◆ WHAT YOU HAVE TO DO
Identify every line in the records below that contains the word "tourists", and copy each of those lines.

-=-=-

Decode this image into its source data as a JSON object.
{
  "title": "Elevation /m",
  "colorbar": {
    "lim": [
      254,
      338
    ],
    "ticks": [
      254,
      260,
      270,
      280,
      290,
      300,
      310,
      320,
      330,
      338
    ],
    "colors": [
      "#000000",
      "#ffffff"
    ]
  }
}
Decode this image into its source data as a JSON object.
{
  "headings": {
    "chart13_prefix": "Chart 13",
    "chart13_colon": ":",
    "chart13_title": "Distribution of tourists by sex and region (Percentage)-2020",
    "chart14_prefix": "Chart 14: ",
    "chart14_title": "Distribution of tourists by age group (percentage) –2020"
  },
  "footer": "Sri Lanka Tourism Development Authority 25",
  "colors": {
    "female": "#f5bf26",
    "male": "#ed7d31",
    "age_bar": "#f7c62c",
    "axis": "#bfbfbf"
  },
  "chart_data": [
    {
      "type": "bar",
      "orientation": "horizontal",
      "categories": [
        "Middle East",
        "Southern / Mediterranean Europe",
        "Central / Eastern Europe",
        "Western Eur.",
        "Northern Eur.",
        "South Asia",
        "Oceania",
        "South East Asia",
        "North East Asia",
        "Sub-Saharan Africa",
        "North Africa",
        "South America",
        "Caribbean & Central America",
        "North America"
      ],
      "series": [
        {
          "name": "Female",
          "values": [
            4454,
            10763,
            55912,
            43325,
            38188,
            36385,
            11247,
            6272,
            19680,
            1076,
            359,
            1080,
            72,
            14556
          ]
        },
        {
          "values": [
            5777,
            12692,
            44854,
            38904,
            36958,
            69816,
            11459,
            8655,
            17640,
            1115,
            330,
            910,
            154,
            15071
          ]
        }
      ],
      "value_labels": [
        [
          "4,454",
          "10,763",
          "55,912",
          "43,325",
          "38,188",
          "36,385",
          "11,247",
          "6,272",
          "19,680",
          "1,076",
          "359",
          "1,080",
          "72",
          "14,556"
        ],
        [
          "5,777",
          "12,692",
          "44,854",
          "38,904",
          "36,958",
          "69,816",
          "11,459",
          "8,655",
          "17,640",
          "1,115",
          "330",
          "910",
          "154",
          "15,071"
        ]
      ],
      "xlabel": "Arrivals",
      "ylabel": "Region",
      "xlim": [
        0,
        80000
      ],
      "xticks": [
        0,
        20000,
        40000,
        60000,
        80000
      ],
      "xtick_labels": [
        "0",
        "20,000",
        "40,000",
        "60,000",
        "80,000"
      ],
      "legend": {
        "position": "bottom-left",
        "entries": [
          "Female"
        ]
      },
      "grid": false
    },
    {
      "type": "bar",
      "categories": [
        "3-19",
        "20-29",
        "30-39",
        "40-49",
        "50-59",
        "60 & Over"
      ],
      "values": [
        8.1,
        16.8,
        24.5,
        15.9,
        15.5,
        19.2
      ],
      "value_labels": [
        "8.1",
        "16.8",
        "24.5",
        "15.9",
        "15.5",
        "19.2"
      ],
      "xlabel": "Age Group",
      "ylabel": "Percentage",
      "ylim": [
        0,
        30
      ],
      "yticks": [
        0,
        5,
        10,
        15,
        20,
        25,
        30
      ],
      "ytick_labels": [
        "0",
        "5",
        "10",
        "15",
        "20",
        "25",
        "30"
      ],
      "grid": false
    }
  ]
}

-=-=-

◆ COMPLETE ANSWER
    "chart13_title": "Distribution of tourists by sex and region (Percentage)-2020",
    "chart14_title": "Distribution of tourists by age group (percentage) –2020"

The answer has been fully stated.